- **WHAT YOU HAVE TO DO**
Pull out each line of the records holding the string "operands".
##### ENTRIES SUPPLIED #####
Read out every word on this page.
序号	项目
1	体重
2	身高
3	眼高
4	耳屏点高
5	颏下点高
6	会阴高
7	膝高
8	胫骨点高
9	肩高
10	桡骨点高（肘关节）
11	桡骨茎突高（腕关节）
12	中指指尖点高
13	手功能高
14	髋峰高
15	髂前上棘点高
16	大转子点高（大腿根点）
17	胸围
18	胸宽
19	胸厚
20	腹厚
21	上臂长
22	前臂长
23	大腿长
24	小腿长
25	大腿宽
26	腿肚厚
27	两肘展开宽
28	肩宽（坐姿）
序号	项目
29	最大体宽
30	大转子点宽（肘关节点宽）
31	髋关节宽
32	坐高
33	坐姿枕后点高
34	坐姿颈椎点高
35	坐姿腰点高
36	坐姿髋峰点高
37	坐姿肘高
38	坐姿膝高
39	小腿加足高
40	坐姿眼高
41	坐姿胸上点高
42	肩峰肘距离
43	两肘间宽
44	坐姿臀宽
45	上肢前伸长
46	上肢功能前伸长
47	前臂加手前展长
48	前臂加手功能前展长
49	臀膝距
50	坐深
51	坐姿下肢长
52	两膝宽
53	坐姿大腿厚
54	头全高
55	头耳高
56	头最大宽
#####
##### ENTRIES SUPPLIED #####
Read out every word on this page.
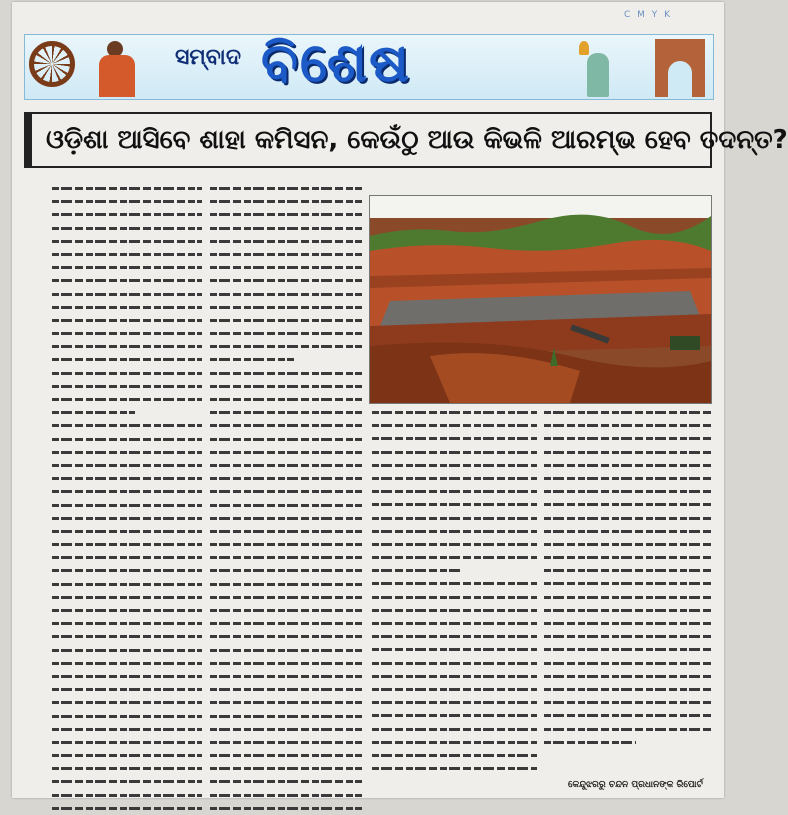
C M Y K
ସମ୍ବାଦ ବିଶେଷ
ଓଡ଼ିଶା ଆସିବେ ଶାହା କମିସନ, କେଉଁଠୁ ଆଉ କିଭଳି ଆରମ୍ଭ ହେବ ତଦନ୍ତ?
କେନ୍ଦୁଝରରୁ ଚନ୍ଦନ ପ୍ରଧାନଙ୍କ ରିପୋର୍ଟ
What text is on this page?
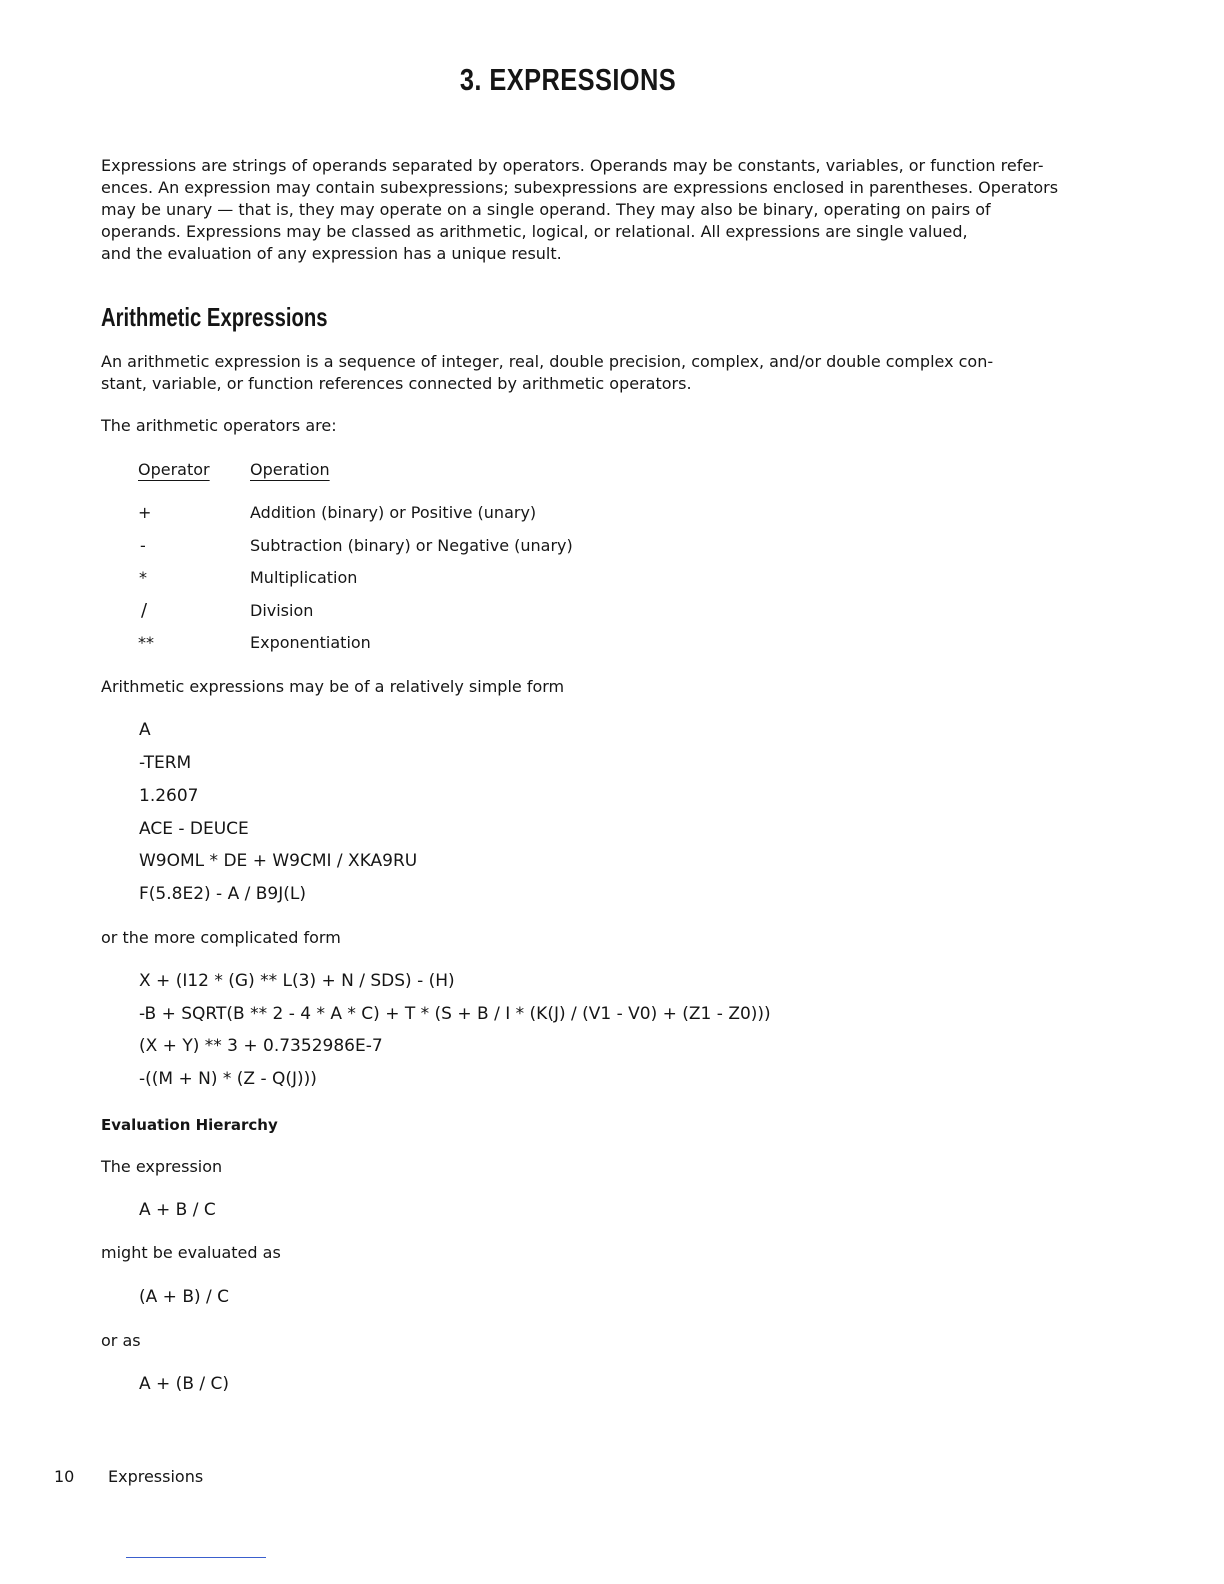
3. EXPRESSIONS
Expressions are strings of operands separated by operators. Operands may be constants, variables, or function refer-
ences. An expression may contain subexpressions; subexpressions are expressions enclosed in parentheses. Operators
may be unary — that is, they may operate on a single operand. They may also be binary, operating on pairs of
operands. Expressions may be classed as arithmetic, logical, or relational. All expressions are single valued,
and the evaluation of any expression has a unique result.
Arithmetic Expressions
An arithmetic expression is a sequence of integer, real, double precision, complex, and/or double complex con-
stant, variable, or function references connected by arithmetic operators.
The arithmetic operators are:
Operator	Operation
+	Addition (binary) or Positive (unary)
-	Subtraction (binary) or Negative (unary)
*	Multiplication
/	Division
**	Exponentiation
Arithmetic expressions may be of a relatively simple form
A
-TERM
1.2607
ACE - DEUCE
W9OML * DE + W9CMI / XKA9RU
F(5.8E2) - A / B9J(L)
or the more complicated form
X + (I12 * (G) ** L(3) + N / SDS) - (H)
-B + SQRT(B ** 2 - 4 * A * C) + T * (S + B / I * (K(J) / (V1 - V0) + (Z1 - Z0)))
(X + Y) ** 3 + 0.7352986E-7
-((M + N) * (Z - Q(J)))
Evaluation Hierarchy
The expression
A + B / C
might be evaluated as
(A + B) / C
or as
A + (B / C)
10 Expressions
#####
- **WORKED ANSWER**
Expressions are strings of operands separated by operators. Operands may be constants, variables, or function refer-
operands. Expressions may be classed as arithmetic, logical, or relational. All expressions are single valued,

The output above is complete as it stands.